Quote exactly the lines from the one with "Parse this chart: output" to the end of the data, both included; omit the pictures.

--- BEGIN THE DATA ---

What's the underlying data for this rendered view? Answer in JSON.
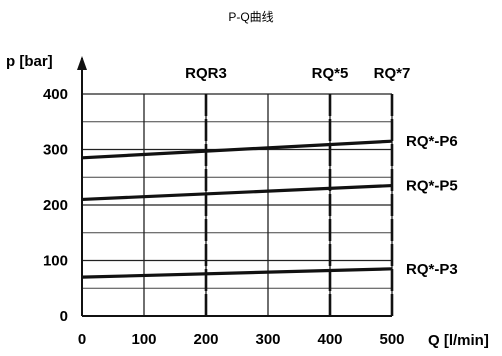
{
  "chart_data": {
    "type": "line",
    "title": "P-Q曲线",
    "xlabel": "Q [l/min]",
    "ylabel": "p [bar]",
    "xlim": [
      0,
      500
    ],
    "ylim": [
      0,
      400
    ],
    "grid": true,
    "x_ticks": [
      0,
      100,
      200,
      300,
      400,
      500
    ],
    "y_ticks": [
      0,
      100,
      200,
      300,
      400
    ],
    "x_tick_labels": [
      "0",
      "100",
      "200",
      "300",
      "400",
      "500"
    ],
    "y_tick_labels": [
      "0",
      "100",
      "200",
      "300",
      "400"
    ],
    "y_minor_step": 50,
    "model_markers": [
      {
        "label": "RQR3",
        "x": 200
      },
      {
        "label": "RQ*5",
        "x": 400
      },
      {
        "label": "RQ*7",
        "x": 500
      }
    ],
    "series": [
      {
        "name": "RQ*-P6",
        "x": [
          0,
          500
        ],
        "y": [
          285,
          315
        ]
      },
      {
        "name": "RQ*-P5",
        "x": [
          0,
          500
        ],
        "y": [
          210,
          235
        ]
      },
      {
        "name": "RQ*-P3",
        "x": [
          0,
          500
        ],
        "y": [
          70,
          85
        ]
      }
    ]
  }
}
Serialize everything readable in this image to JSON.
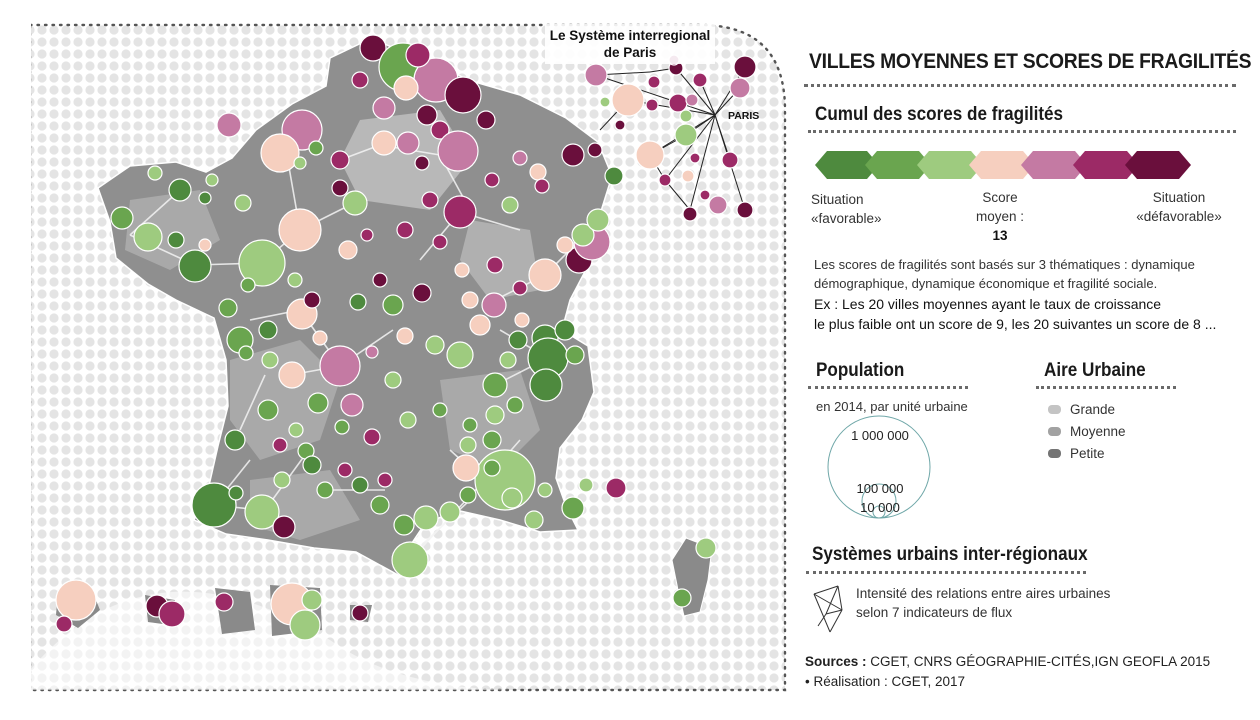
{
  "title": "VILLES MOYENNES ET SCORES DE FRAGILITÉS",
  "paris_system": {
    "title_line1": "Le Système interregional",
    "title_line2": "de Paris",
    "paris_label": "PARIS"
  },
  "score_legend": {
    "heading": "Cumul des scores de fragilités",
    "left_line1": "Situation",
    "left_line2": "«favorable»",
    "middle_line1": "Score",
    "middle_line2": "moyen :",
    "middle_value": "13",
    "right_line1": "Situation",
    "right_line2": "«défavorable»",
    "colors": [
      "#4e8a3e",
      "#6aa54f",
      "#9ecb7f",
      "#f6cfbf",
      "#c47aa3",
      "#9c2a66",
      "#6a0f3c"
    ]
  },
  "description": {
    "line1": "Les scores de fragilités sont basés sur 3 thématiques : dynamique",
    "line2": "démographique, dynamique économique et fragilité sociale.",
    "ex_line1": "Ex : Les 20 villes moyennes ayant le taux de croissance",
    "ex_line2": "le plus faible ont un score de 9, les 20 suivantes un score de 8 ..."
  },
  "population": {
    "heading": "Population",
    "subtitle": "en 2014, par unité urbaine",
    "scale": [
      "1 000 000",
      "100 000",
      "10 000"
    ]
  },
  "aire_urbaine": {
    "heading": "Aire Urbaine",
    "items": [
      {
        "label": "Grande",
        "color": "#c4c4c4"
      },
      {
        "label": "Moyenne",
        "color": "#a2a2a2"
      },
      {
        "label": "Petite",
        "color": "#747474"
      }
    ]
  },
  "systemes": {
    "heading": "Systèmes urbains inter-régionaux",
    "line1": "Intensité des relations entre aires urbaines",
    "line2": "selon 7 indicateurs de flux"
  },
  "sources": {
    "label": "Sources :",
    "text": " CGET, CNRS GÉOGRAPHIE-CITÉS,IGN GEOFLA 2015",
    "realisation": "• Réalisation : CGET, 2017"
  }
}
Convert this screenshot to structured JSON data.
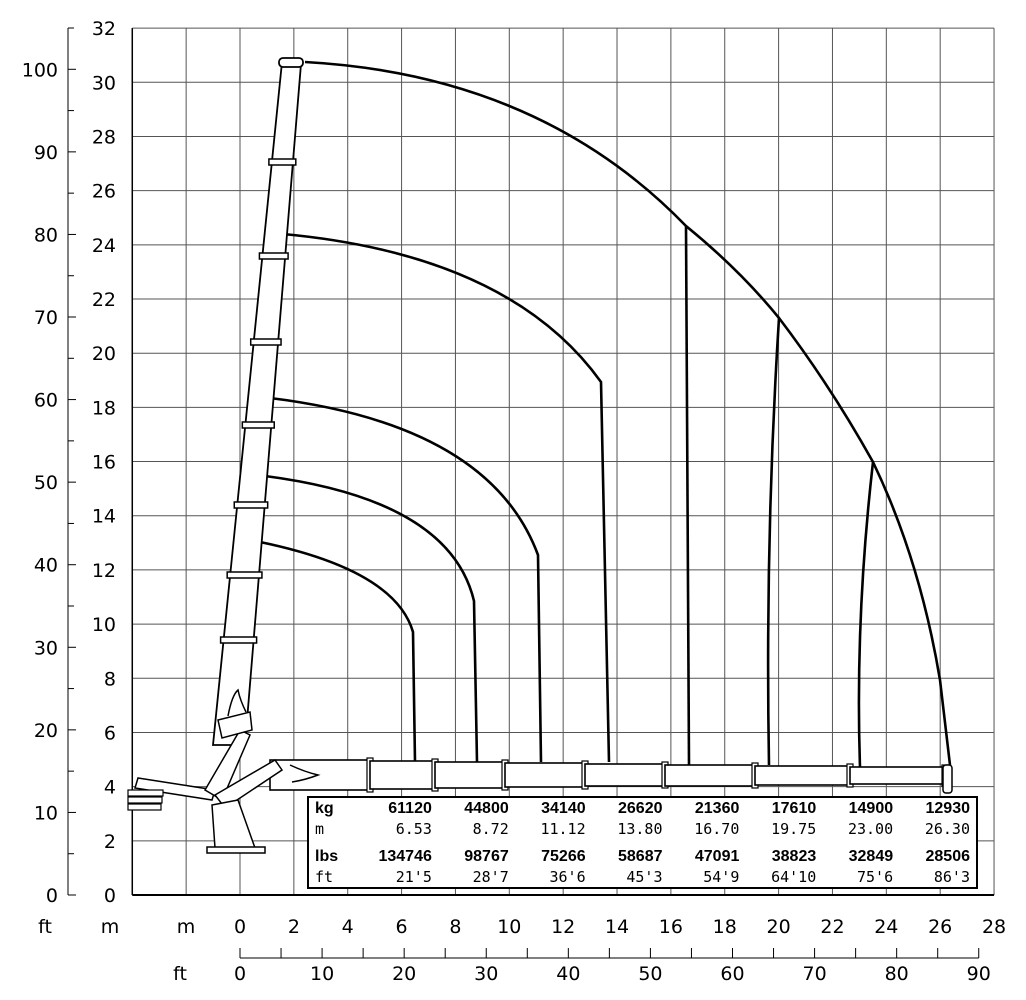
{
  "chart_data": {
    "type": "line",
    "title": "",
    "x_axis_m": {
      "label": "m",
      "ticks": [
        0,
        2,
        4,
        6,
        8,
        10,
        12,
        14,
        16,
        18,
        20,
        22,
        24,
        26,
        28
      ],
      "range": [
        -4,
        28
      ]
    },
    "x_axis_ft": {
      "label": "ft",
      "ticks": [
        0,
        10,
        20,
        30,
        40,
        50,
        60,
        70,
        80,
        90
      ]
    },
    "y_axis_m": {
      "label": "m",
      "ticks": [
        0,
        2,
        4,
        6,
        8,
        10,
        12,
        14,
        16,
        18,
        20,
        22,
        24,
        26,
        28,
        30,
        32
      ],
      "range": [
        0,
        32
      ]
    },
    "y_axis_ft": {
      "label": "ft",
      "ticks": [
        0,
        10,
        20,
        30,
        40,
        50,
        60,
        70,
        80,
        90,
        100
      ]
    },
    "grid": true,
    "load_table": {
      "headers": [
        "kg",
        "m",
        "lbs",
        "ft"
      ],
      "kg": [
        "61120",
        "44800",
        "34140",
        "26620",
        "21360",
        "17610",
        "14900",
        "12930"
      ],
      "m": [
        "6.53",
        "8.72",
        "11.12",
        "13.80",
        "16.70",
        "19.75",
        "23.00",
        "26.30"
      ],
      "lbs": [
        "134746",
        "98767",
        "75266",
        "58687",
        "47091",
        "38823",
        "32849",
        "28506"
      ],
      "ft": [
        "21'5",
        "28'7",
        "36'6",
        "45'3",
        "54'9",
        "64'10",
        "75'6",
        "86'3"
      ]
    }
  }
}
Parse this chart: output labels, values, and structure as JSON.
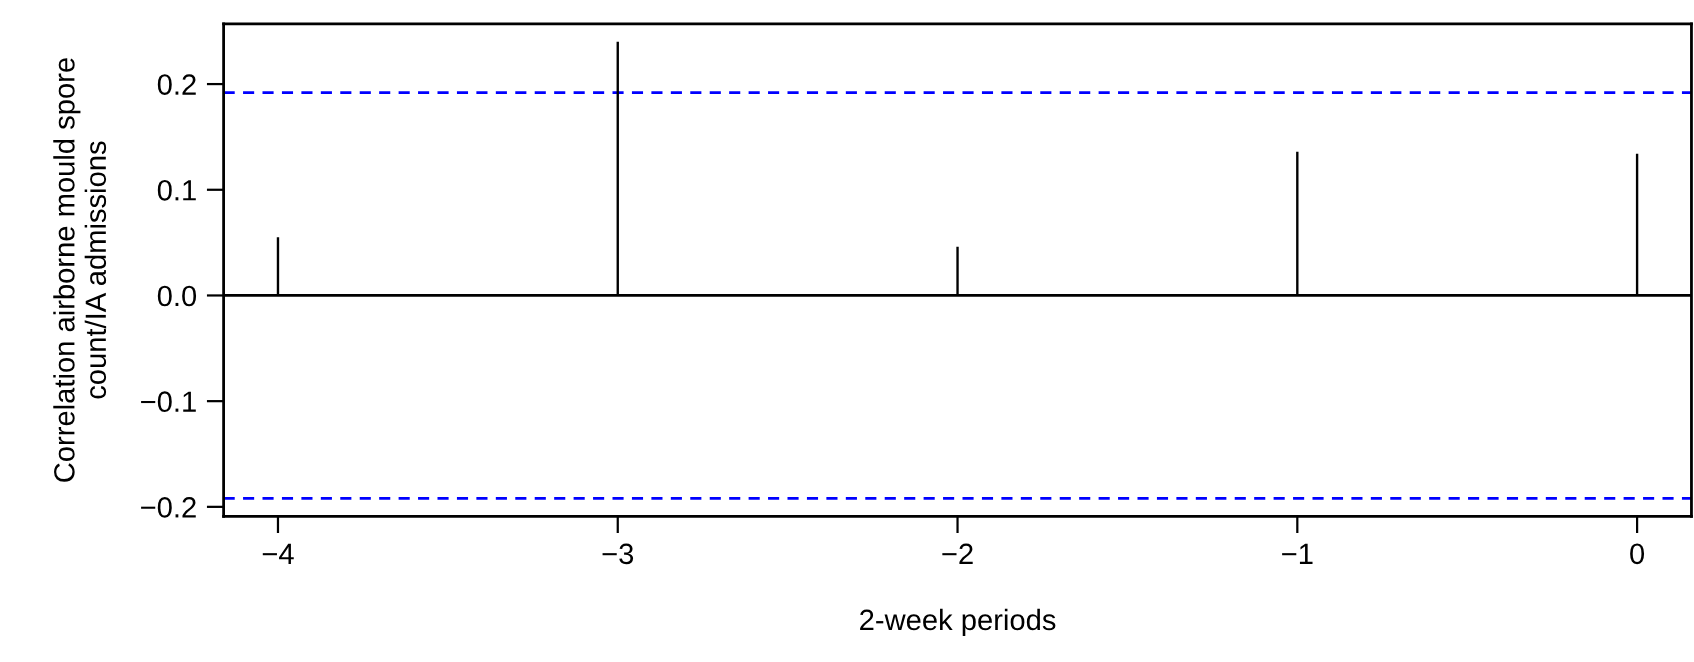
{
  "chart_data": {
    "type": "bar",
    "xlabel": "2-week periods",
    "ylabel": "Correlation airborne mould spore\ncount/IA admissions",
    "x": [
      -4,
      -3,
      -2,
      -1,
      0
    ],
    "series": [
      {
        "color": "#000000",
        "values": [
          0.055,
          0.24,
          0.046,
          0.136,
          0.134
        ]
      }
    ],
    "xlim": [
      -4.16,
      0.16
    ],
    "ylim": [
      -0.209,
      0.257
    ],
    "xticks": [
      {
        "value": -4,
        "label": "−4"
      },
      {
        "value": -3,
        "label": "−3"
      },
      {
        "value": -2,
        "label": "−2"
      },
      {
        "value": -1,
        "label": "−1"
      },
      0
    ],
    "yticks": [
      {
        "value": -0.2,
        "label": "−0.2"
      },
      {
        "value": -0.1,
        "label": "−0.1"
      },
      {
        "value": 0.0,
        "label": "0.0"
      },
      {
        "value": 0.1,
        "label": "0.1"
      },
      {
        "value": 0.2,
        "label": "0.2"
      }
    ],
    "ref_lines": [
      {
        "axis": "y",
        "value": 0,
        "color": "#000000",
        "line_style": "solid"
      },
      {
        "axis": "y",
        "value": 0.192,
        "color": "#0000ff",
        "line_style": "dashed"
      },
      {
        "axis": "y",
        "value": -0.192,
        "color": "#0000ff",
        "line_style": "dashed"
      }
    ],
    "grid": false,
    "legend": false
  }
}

--- END THE DATA ---

◆ **COMPLETED EXERCISE**
Parse this chart: output labels, values, and structure as JSON.
{
  "chart_data": {
    "type": "bar",
    "xlabel": "2-week periods",
    "ylabel": "Correlation airborne mould spore\ncount/IA admissions",
    "x": [
      -4,
      -3,
      -2,
      -1,
      0
    ],
    "series": [
      {
        "color": "#000000",
        "values": [
          0.055,
          0.24,
          0.046,
          0.136,
          0.134
        ]
      }
    ],
    "xlim": [
      -4.16,
      0.16
    ],
    "ylim": [
      -0.209,
      0.257
    ],
    "xticks": [
      {
        "value": -4,
        "label": "−4"
      },
      {
        "value": -3,
        "label": "−3"
      },
      {
        "value": -2,
        "label": "−2"
      },
      {
        "value": -1,
        "label": "−1"
      },
      0
    ],
    "yticks": [
      {
        "value": -0.2,
        "label": "−0.2"
      },
      {
        "value": -0.1,
        "label": "−0.1"
      },
      {
        "value": 0.0,
        "label": "0.0"
      },
      {
        "value": 0.1,
        "label": "0.1"
      },
      {
        "value": 0.2,
        "label": "0.2"
      }
    ],
    "ref_lines": [
      {
        "axis": "y",
        "value": 0,
        "color": "#000000",
        "line_style": "solid"
      },
      {
        "axis": "y",
        "value": 0.192,
        "color": "#0000ff",
        "line_style": "dashed"
      },
      {
        "axis": "y",
        "value": -0.192,
        "color": "#0000ff",
        "line_style": "dashed"
      }
    ],
    "grid": false,
    "legend": false
  }
}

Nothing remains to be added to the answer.